Entries
===============

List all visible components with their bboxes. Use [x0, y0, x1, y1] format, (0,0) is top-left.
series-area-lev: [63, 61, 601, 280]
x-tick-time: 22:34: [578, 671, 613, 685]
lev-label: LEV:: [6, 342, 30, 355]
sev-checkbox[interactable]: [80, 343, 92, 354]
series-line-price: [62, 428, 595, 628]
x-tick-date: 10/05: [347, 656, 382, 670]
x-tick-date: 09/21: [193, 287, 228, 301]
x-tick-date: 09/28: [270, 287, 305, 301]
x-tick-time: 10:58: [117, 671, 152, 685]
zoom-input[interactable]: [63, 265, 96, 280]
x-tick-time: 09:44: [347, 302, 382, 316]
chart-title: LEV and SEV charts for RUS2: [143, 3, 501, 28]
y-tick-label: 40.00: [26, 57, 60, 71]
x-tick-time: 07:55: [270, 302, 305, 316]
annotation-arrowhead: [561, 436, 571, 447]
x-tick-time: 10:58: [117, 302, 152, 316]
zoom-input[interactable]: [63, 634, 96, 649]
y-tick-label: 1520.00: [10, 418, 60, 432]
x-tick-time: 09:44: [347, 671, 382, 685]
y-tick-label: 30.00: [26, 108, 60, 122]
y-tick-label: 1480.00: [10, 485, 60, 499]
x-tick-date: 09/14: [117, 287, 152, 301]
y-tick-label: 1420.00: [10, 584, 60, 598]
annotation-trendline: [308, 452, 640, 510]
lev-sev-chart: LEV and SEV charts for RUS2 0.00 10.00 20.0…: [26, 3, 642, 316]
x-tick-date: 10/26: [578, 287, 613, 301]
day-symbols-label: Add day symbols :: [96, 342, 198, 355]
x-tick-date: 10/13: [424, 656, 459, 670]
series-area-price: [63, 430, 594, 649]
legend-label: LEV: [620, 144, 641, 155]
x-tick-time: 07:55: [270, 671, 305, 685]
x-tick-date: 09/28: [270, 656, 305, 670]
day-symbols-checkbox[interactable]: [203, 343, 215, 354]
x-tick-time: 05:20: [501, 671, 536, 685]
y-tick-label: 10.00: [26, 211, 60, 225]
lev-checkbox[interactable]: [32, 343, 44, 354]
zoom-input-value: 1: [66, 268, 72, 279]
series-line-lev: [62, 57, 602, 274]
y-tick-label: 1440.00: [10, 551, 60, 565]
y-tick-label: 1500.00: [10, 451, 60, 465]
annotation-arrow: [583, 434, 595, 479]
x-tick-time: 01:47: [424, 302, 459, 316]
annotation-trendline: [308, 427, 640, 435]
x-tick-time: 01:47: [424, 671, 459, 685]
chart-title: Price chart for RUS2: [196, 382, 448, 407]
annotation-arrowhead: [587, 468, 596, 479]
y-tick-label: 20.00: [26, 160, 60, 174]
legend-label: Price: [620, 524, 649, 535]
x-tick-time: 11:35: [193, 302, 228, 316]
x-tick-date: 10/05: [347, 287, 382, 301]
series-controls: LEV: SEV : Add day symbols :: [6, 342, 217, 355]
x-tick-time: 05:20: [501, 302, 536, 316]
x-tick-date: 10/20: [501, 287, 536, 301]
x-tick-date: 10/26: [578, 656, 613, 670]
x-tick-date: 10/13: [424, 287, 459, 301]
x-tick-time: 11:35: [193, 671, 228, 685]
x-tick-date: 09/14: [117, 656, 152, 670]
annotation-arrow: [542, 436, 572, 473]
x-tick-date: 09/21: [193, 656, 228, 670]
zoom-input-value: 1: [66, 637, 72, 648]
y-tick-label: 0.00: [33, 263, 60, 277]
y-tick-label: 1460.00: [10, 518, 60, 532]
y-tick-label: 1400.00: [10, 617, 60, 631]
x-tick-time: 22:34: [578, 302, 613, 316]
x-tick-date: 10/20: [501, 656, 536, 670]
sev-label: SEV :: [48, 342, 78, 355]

===============

Required task
Please rewrite the items above with "annotation-trendline" renamed to "annotation-trend-line" wherever it occurs, leaving everything else unchanged.

Exercise answer
List all visible components with their bboxes. Use [x0, y0, x1, y1] format, (0,0) is top-left.
series-area-lev: [63, 61, 601, 280]
x-tick-time: 22:34: [578, 671, 613, 685]
lev-label: LEV:: [6, 342, 30, 355]
sev-checkbox[interactable]: [80, 343, 92, 354]
series-line-price: [62, 428, 595, 628]
x-tick-date: 10/05: [347, 656, 382, 670]
x-tick-date: 09/21: [193, 287, 228, 301]
x-tick-date: 09/28: [270, 287, 305, 301]
x-tick-time: 10:58: [117, 671, 152, 685]
zoom-input[interactable]: [63, 265, 96, 280]
x-tick-time: 09:44: [347, 302, 382, 316]
chart-title: LEV and SEV charts for RUS2: [143, 3, 501, 28]
y-tick-label: 40.00: [26, 57, 60, 71]
x-tick-time: 07:55: [270, 302, 305, 316]
annotation-arrowhead: [561, 436, 571, 447]
x-tick-time: 10:58: [117, 302, 152, 316]
zoom-input[interactable]: [63, 634, 96, 649]
y-tick-label: 1520.00: [10, 418, 60, 432]
x-tick-time: 09:44: [347, 671, 382, 685]
y-tick-label: 30.00: [26, 108, 60, 122]
y-tick-label: 1480.00: [10, 485, 60, 499]
x-tick-date: 09/14: [117, 287, 152, 301]
y-tick-label: 1420.00: [10, 584, 60, 598]
annotation-trend-line: [308, 452, 640, 510]
lev-sev-chart: LEV and SEV charts for RUS2 0.00 10.00 20.0…: [26, 3, 642, 316]
x-tick-date: 10/26: [578, 287, 613, 301]
day-symbols-label: Add day symbols :: [96, 342, 198, 355]
x-tick-date: 10/13: [424, 656, 459, 670]
series-area-price: [63, 430, 594, 649]
legend-label: LEV: [620, 144, 641, 155]
x-tick-time: 07:55: [270, 671, 305, 685]
x-tick-date: 09/28: [270, 656, 305, 670]
day-symbols-checkbox[interactable]: [203, 343, 215, 354]
x-tick-time: 05:20: [501, 671, 536, 685]
y-tick-label: 10.00: [26, 211, 60, 225]
lev-checkbox[interactable]: [32, 343, 44, 354]
zoom-input-value: 1: [66, 268, 72, 279]
series-line-lev: [62, 57, 602, 274]
y-tick-label: 1440.00: [10, 551, 60, 565]
y-tick-label: 1500.00: [10, 451, 60, 465]
annotation-arrow: [583, 434, 595, 479]
x-tick-time: 01:47: [424, 302, 459, 316]
annotation-trend-line: [308, 427, 640, 435]
x-tick-time: 01:47: [424, 671, 459, 685]
chart-title: Price chart for RUS2: [196, 382, 448, 407]
annotation-arrowhead: [587, 468, 596, 479]
y-tick-label: 20.00: [26, 160, 60, 174]
legend-label: Price: [620, 524, 649, 535]
x-tick-time: 11:35: [193, 302, 228, 316]
x-tick-date: 10/05: [347, 287, 382, 301]
series-controls: LEV: SEV : Add day symbols :: [6, 342, 217, 355]
x-tick-time: 05:20: [501, 302, 536, 316]
x-tick-date: 10/20: [501, 287, 536, 301]
x-tick-date: 10/26: [578, 656, 613, 670]
x-tick-date: 10/13: [424, 287, 459, 301]
x-tick-time: 11:35: [193, 671, 228, 685]
x-tick-date: 09/14: [117, 656, 152, 670]
annotation-arrow: [542, 436, 572, 473]
x-tick-date: 09/21: [193, 656, 228, 670]
zoom-input-value: 1: [66, 637, 72, 648]
y-tick-label: 0.00: [33, 263, 60, 277]
y-tick-label: 1460.00: [10, 518, 60, 532]
y-tick-label: 1400.00: [10, 617, 60, 631]
x-tick-time: 22:34: [578, 302, 613, 316]
x-tick-date: 10/20: [501, 656, 536, 670]
sev-label: SEV :: [48, 342, 78, 355]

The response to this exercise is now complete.